BEGIN Material for this exercise
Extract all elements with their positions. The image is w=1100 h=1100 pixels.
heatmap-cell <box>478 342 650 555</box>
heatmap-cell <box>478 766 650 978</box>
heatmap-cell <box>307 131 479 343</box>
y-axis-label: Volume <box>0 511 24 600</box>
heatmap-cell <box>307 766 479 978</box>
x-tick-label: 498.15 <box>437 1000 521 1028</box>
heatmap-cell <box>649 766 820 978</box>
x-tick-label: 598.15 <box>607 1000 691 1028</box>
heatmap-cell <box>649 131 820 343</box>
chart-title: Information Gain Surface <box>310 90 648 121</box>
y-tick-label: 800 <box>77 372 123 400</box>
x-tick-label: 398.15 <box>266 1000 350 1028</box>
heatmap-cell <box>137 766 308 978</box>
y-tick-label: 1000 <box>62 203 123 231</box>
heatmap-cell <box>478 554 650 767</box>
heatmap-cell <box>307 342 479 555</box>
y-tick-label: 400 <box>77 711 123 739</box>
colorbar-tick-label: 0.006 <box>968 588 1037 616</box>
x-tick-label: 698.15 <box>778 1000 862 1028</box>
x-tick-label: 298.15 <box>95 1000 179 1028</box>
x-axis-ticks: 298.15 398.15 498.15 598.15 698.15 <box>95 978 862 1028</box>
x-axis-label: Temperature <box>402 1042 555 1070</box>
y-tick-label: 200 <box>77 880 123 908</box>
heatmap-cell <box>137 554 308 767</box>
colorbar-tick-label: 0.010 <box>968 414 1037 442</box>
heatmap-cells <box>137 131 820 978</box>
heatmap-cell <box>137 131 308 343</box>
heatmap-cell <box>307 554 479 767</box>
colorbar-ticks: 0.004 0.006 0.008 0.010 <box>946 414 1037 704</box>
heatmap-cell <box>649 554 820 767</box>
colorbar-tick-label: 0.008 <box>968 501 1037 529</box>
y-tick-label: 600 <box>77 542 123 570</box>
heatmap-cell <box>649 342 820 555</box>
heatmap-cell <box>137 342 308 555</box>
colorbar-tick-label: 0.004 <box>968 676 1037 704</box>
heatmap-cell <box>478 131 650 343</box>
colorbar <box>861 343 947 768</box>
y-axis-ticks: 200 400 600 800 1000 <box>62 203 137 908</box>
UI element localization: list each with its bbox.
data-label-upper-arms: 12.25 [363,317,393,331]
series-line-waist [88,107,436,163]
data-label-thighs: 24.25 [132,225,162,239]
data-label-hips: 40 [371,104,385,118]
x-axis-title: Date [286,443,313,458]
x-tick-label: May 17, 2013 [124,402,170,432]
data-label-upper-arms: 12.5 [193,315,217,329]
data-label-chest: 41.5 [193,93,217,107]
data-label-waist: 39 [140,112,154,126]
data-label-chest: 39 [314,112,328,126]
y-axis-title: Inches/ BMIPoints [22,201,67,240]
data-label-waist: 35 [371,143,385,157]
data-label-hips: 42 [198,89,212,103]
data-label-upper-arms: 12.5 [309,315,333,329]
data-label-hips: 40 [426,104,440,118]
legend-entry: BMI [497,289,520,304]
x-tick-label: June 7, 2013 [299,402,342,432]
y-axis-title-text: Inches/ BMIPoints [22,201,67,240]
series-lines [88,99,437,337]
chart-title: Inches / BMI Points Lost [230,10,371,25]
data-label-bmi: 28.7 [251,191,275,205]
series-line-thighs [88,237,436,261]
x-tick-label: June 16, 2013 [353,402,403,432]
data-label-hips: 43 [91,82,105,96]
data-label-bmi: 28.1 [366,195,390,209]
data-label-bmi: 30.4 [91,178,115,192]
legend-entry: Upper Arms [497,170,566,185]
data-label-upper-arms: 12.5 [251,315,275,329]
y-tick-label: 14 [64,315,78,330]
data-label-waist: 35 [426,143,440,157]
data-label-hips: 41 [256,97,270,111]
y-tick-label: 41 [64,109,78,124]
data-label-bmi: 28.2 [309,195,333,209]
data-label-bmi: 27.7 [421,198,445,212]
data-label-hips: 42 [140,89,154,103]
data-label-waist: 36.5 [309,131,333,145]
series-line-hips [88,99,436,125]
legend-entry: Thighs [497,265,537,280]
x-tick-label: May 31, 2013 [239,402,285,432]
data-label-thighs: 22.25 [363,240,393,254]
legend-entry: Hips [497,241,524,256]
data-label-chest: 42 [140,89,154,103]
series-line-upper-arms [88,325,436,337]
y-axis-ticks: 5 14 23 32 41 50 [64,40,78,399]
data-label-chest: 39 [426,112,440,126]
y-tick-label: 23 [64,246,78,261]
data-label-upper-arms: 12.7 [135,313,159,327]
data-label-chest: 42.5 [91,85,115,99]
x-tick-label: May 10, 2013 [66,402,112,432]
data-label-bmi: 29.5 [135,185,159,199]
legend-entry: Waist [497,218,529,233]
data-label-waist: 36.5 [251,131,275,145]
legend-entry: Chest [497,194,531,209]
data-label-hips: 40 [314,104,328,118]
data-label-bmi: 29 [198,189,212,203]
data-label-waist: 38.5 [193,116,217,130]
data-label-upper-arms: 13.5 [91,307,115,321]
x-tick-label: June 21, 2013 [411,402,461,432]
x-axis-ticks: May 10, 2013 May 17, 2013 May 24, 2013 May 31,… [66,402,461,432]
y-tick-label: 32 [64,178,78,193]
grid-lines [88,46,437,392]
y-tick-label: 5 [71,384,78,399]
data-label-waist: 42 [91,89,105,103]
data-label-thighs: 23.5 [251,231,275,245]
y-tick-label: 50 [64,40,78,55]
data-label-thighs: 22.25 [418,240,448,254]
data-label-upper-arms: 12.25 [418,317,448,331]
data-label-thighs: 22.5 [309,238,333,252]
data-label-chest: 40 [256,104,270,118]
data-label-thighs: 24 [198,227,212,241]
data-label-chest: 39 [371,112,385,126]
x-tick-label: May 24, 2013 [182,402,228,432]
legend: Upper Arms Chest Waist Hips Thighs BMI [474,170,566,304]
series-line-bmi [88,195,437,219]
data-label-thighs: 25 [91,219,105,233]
END Material for this exercise
Work to be completed: Please reproduce all of the lines above exactly, with nothing changed, added, or left out.

Response:
Extract all elements with their positions. The image is w=1100 h=1100 pixels.
heatmap-cell <box>478 342 650 555</box>
heatmap-cell <box>478 766 650 978</box>
heatmap-cell <box>307 131 479 343</box>
y-axis-label: Volume <box>0 511 24 600</box>
heatmap-cell <box>307 766 479 978</box>
x-tick-label: 498.15 <box>437 1000 521 1028</box>
heatmap-cell <box>649 766 820 978</box>
x-tick-label: 598.15 <box>607 1000 691 1028</box>
heatmap-cell <box>649 131 820 343</box>
chart-title: Information Gain Surface <box>310 90 648 121</box>
y-tick-label: 800 <box>77 372 123 400</box>
x-tick-label: 398.15 <box>266 1000 350 1028</box>
heatmap-cell <box>137 766 308 978</box>
y-tick-label: 1000 <box>62 203 123 231</box>
heatmap-cell <box>478 554 650 767</box>
heatmap-cell <box>307 342 479 555</box>
y-tick-label: 400 <box>77 711 123 739</box>
colorbar-tick-label: 0.006 <box>968 588 1037 616</box>
x-tick-label: 698.15 <box>778 1000 862 1028</box>
x-tick-label: 298.15 <box>95 1000 179 1028</box>
x-axis-ticks: 298.15 398.15 498.15 598.15 698.15 <box>95 978 862 1028</box>
x-axis-label: Temperature <box>402 1042 555 1070</box>
y-tick-label: 200 <box>77 880 123 908</box>
heatmap-cell <box>137 554 308 767</box>
colorbar-tick-label: 0.010 <box>968 414 1037 442</box>
heatmap-cells <box>137 131 820 978</box>
heatmap-cell <box>137 131 308 343</box>
heatmap-cell <box>307 554 479 767</box>
colorbar-ticks: 0.004 0.006 0.008 0.010 <box>946 414 1037 704</box>
heatmap-cell <box>649 554 820 767</box>
colorbar-tick-label: 0.008 <box>968 501 1037 529</box>
y-tick-label: 600 <box>77 542 123 570</box>
heatmap-cell <box>649 342 820 555</box>
heatmap-cell <box>137 342 308 555</box>
colorbar-tick-label: 0.004 <box>968 676 1037 704</box>
heatmap-cell <box>478 131 650 343</box>
colorbar <box>861 343 947 768</box>
y-axis-ticks: 200 400 600 800 1000 <box>62 203 137 908</box>
UI element localization: list each with its bbox.
data-label-upper-arms: 12.25 [363,317,393,331]
series-line-waist [88,107,436,163]
data-label-thighs: 24.25 [132,225,162,239]
data-label-hips: 40 [371,104,385,118]
x-axis-title: Date [286,443,313,458]
x-tick-label: May 17, 2013 [124,402,170,432]
data-label-upper-arms: 12.5 [193,315,217,329]
data-label-chest: 41.5 [193,93,217,107]
data-label-waist: 39 [140,112,154,126]
data-label-chest: 39 [314,112,328,126]
y-axis-title: Inches/ BMIPoints [22,201,67,240]
data-label-waist: 35 [371,143,385,157]
data-label-hips: 42 [198,89,212,103]
data-label-upper-arms: 12.5 [309,315,333,329]
data-label-hips: 40 [426,104,440,118]
legend-entry: BMI [497,289,520,304]
x-tick-label: June 7, 2013 [299,402,342,432]
y-axis-title-text: Inches/ BMIPoints [22,201,67,240]
series-lines [88,99,437,337]
chart-title: Inches / BMI Points Lost [230,10,371,25]
data-label-bmi: 28.7 [251,191,275,205]
series-line-thighs [88,237,436,261]
x-tick-label: June 16, 2013 [353,402,403,432]
data-label-hips: 43 [91,82,105,96]
data-label-bmi: 28.1 [366,195,390,209]
data-label-bmi: 30.4 [91,178,115,192]
legend-entry: Upper Arms [497,170,566,185]
data-label-upper-arms: 12.5 [251,315,275,329]
y-tick-label: 14 [64,315,78,330]
data-label-waist: 35 [426,143,440,157]
data-label-hips: 41 [256,97,270,111]
y-tick-label: 41 [64,109,78,124]
data-label-bmi: 28.2 [309,195,333,209]
data-label-bmi: 27.7 [421,198,445,212]
data-label-hips: 42 [140,89,154,103]
data-label-waist: 36.5 [309,131,333,145]
series-line-hips [88,99,436,125]
legend-entry: Thighs [497,265,537,280]
x-tick-label: May 31, 2013 [239,402,285,432]
data-label-thighs: 22.25 [363,240,393,254]
legend-entry: Hips [497,241,524,256]
data-label-chest: 42 [140,89,154,103]
series-line-upper-arms [88,325,436,337]
y-axis-ticks: 5 14 23 32 41 50 [64,40,78,399]
data-label-chest: 39 [426,112,440,126]
y-tick-label: 23 [64,246,78,261]
data-label-upper-arms: 12.7 [135,313,159,327]
data-label-chest: 42.5 [91,85,115,99]
x-tick-label: May 10, 2013 [66,402,112,432]
data-label-bmi: 29.5 [135,185,159,199]
legend-entry: Waist [497,218,529,233]
data-label-waist: 36.5 [251,131,275,145]
legend-entry: Chest [497,194,531,209]
data-label-hips: 40 [314,104,328,118]
data-label-bmi: 29 [198,189,212,203]
data-label-waist: 38.5 [193,116,217,130]
data-label-upper-arms: 13.5 [91,307,115,321]
x-tick-label: June 21, 2013 [411,402,461,432]
x-axis-ticks: May 10, 2013 May 17, 2013 May 24, 2013 May 31,… [66,402,461,432]
y-tick-label: 32 [64,178,78,193]
grid-lines [88,46,437,392]
y-tick-label: 5 [71,384,78,399]
data-label-waist: 42 [91,89,105,103]
data-label-thighs: 23.5 [251,231,275,245]
y-tick-label: 50 [64,40,78,55]
data-label-thighs: 22.25 [418,240,448,254]
data-label-upper-arms: 12.25 [418,317,448,331]
data-label-thighs: 22.5 [309,238,333,252]
data-label-chest: 40 [256,104,270,118]
data-label-thighs: 24 [198,227,212,241]
data-label-chest: 39 [371,112,385,126]
x-tick-label: May 24, 2013 [182,402,228,432]
legend: Upper Arms Chest Waist Hips Thighs BMI [474,170,566,304]
series-line-bmi [88,195,437,219]
data-label-thighs: 25 [91,219,105,233]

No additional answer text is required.